◆ What you will do
Work through the data line by line, gathering every line that has the word "this".

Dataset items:
####
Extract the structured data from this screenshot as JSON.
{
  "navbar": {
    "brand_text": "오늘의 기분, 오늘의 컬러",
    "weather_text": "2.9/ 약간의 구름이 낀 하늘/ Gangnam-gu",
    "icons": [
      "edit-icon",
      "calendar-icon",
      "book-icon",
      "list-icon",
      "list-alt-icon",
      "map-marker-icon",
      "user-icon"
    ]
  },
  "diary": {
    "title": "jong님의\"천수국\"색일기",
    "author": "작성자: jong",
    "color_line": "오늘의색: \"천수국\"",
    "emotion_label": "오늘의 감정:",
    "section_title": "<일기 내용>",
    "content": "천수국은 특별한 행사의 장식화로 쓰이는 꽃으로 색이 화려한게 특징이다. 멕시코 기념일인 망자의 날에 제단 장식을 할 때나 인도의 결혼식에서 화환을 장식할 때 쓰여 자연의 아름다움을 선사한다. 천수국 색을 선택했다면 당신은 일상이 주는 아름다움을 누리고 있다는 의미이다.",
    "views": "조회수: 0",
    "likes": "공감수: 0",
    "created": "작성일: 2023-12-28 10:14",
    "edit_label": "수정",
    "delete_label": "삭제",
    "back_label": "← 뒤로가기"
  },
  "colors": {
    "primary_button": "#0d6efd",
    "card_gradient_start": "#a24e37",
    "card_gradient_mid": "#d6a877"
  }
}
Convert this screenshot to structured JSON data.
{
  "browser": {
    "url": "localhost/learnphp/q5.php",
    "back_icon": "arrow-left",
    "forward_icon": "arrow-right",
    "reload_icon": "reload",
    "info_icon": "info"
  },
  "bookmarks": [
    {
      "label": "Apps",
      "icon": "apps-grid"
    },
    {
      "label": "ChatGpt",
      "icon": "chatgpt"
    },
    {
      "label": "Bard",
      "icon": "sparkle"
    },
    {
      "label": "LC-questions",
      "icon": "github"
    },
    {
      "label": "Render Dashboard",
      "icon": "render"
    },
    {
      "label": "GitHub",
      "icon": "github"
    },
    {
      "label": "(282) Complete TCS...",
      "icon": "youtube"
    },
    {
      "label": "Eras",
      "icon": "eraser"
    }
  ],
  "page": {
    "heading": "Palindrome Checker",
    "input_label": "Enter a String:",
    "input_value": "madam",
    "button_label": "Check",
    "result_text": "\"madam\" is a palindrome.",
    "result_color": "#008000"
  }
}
####
◆ Task solution
Extract the structured data from this screenshot as JSON.
Convert this screenshot to structured JSON data.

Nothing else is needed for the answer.